EXERCISE MATERIAL →
::::::::::

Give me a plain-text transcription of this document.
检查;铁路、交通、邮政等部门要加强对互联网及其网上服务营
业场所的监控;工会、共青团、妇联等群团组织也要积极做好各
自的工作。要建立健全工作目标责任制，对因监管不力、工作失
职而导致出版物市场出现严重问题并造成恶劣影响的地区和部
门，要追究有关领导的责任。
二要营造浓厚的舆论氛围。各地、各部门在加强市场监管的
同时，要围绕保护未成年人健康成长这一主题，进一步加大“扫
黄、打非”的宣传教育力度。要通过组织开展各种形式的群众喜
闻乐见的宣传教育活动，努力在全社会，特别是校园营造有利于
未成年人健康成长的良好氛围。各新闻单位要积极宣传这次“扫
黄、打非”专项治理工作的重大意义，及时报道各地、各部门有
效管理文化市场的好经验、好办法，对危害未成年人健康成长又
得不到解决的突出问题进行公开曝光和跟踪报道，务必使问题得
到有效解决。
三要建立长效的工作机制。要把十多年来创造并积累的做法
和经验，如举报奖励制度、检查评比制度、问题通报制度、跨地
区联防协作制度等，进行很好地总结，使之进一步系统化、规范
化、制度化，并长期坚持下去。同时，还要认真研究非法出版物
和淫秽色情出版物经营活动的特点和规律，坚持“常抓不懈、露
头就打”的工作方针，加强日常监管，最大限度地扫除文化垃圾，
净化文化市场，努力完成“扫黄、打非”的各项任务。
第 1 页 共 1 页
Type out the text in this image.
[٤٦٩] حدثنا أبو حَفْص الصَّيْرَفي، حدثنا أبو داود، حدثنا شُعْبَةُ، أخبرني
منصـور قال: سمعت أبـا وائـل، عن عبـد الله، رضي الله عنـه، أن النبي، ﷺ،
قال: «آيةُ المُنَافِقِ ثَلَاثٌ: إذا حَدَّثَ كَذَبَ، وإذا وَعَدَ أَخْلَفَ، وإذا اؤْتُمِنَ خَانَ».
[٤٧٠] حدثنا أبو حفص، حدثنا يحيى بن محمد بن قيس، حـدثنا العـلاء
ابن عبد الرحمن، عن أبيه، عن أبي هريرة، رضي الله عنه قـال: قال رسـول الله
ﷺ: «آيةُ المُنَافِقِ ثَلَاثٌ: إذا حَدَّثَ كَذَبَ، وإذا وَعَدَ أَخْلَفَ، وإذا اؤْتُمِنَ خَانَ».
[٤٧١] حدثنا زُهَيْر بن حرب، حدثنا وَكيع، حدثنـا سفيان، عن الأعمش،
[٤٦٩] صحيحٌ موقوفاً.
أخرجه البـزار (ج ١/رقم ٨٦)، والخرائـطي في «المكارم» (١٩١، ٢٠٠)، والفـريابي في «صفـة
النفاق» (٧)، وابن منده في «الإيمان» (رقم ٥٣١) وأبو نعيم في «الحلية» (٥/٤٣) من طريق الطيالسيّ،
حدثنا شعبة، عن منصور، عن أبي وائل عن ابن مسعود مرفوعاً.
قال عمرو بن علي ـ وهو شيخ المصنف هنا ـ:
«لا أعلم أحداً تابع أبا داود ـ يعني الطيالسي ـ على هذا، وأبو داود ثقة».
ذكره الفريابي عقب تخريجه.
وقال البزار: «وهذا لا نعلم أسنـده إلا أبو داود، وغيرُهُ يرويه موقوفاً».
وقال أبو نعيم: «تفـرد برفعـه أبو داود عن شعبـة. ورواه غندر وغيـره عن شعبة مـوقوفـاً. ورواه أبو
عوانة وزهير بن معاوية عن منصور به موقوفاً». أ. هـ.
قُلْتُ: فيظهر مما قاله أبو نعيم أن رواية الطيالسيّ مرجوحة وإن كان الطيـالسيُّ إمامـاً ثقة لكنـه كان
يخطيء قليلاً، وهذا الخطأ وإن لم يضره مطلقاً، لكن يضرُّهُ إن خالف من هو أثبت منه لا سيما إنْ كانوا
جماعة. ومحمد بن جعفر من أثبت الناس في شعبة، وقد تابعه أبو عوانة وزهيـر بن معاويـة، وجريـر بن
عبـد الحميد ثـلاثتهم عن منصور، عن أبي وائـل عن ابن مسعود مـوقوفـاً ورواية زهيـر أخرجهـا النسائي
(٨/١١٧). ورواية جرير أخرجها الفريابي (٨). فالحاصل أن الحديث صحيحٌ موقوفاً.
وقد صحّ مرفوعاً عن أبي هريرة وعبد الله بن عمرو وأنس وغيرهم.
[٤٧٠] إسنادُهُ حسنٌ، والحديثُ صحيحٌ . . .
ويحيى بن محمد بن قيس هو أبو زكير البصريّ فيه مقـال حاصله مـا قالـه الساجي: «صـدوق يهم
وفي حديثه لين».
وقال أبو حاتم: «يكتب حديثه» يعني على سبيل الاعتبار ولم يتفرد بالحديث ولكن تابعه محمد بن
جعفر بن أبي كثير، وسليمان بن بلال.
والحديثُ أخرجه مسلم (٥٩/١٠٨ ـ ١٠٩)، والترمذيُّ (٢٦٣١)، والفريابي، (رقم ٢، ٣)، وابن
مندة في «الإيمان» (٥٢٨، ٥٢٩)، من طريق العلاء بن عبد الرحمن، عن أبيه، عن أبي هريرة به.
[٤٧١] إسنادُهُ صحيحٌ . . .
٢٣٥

::::::::::

Extract the whole listing, character for character.

SOLUTION →
Give me a plain-text transcription of this document.
检查;铁路、交通、邮政等部门要加强对互联网及其网上服务营
业场所的监控;工会、共青团、妇联等群团组织也要积极做好各
自的工作。要建立健全工作目标责任制，对因监管不力、工作失
职而导致出版物市场出现严重问题并造成恶劣影响的地区和部
门，要追究有关领导的责任。
二要营造浓厚的舆论氛围。各地、各部门在加强市场监管的
同时，要围绕保护未成年人健康成长这一主题，进一步加大“扫
黄、打非”的宣传教育力度。要通过组织开展各种形式的群众喜
闻乐见的宣传教育活动，努力在全社会，特别是校园营造有利于
未成年人健康成长的良好氛围。各新闻单位要积极宣传这次“扫
黄、打非”专项治理工作的重大意义，及时报道各地、各部门有
效管理文化市场的好经验、好办法，对危害未成年人健康成长又
得不到解决的突出问题进行公开曝光和跟踪报道，务必使问题得
到有效解决。
三要建立长效的工作机制。要把十多年来创造并积累的做法
和经验，如举报奖励制度、检查评比制度、问题通报制度、跨地
区联防协作制度等，进行很好地总结，使之进一步系统化、规范
化、制度化，并长期坚持下去。同时，还要认真研究非法出版物
和淫秽色情出版物经营活动的特点和规律，坚持“常抓不懈、露
头就打”的工作方针，加强日常监管，最大限度地扫除文化垃圾，
净化文化市场，努力完成“扫黄、打非”的各项任务。
第 1 页 共 1 页
Type out the text in this image.
[٤٦٩] حدثنا أبو حَفْص الصَّيْرَفي، حدثنا أبو داود، حدثنا شُعْبَةُ، أخبرني
منصـور قال: سمعت أبـا وائـل، عن عبـد الله، رضي الله عنـه، أن النبي، ﷺ،
قال: «آيةُ المُنَافِقِ ثَلَاثٌ: إذا حَدَّثَ كَذَبَ، وإذا وَعَدَ أَخْلَفَ، وإذا اؤْتُمِنَ خَانَ».
[٤٧٠] حدثنا أبو حفص، حدثنا يحيى بن محمد بن قيس، حـدثنا العـلاء
ابن عبد الرحمن، عن أبيه، عن أبي هريرة، رضي الله عنه قـال: قال رسـول الله
ﷺ: «آيةُ المُنَافِقِ ثَلَاثٌ: إذا حَدَّثَ كَذَبَ، وإذا وَعَدَ أَخْلَفَ، وإذا اؤْتُمِنَ خَانَ».
[٤٧١] حدثنا زُهَيْر بن حرب، حدثنا وَكيع، حدثنـا سفيان، عن الأعمش،
[٤٦٩] صحيحٌ موقوفاً.
أخرجه البـزار (ج ١/رقم ٨٦)، والخرائـطي في «المكارم» (١٩١، ٢٠٠)، والفـريابي في «صفـة
النفاق» (٧)، وابن منده في «الإيمان» (رقم ٥٣١) وأبو نعيم في «الحلية» (٥/٤٣) من طريق الطيالسيّ،
حدثنا شعبة، عن منصور، عن أبي وائل عن ابن مسعود مرفوعاً.
قال عمرو بن علي ـ وهو شيخ المصنف هنا ـ:
«لا أعلم أحداً تابع أبا داود ـ يعني الطيالسي ـ على هذا، وأبو داود ثقة».
ذكره الفريابي عقب تخريجه.
وقال البزار: «وهذا لا نعلم أسنـده إلا أبو داود، وغيرُهُ يرويه موقوفاً».
وقال أبو نعيم: «تفـرد برفعـه أبو داود عن شعبـة. ورواه غندر وغيـره عن شعبة مـوقوفـاً. ورواه أبو
عوانة وزهير بن معاوية عن منصور به موقوفاً». أ. هـ.
قُلْتُ: فيظهر مما قاله أبو نعيم أن رواية الطيالسيّ مرجوحة وإن كان الطيـالسيُّ إمامـاً ثقة لكنـه كان
يخطيء قليلاً، وهذا الخطأ وإن لم يضره مطلقاً، لكن يضرُّهُ إن خالف من هو أثبت منه لا سيما إنْ كانوا
جماعة. ومحمد بن جعفر من أثبت الناس في شعبة، وقد تابعه أبو عوانة وزهيـر بن معاويـة، وجريـر بن
عبـد الحميد ثـلاثتهم عن منصور، عن أبي وائـل عن ابن مسعود مـوقوفـاً ورواية زهيـر أخرجهـا النسائي
(٨/١١٧). ورواية جرير أخرجها الفريابي (٨). فالحاصل أن الحديث صحيحٌ موقوفاً.
وقد صحّ مرفوعاً عن أبي هريرة وعبد الله بن عمرو وأنس وغيرهم.
[٤٧٠] إسنادُهُ حسنٌ، والحديثُ صحيحٌ . . .
ويحيى بن محمد بن قيس هو أبو زكير البصريّ فيه مقـال حاصله مـا قالـه الساجي: «صـدوق يهم
وفي حديثه لين».
وقال أبو حاتم: «يكتب حديثه» يعني على سبيل الاعتبار ولم يتفرد بالحديث ولكن تابعه محمد بن
جعفر بن أبي كثير، وسليمان بن بلال.
والحديثُ أخرجه مسلم (٥٩/١٠٨ ـ ١٠٩)، والترمذيُّ (٢٦٣١)، والفريابي، (رقم ٢، ٣)، وابن
مندة في «الإيمان» (٥٢٨، ٥٢٩)، من طريق العلاء بن عبد الرحمن، عن أبيه، عن أبي هريرة به.
[٤٧١] إسنادُهُ صحيحٌ . . .
٢٣٥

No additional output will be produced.